Directions: Narrow the data below down to the lines containing "dull".

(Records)

----

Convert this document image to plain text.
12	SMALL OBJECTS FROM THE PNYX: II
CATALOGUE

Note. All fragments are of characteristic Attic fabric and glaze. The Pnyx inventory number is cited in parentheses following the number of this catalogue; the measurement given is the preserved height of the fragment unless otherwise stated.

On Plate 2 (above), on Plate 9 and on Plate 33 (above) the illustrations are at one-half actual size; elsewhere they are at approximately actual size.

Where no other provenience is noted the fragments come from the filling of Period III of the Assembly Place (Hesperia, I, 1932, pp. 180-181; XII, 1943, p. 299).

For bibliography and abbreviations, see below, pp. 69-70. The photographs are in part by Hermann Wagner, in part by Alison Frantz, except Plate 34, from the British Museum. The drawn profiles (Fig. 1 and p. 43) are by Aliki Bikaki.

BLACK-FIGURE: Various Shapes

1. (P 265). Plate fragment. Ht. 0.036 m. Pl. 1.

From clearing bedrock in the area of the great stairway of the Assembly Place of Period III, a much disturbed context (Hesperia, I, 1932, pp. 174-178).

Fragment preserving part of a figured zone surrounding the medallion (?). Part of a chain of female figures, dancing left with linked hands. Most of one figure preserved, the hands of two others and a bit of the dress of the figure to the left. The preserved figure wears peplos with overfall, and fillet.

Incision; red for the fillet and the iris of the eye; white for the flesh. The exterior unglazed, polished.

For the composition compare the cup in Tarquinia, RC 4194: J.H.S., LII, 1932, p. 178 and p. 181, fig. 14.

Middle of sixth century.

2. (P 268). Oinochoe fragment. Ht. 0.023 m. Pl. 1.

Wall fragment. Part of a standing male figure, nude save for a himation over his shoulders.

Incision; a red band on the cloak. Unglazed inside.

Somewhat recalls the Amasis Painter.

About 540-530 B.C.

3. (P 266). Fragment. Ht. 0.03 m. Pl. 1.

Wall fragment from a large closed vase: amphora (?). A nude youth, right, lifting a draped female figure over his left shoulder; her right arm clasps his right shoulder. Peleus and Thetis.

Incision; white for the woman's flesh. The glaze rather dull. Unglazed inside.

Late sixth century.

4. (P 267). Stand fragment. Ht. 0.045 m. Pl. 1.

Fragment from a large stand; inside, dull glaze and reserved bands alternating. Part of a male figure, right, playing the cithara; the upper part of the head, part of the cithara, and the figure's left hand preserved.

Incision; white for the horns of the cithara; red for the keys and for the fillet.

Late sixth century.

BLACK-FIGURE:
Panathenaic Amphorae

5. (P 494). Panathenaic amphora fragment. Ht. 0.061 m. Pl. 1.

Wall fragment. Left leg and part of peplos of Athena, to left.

----

Solved exercise:
Incision; white for the woman's flesh. The glaze rather dull. Unglazed inside.
Fragment from a large stand; inside, dull glaze and reserved bands alternating. Part of a male figure, right, playing the cithara; the upper part of the head, part of the cithara, and the figure's left hand preserved.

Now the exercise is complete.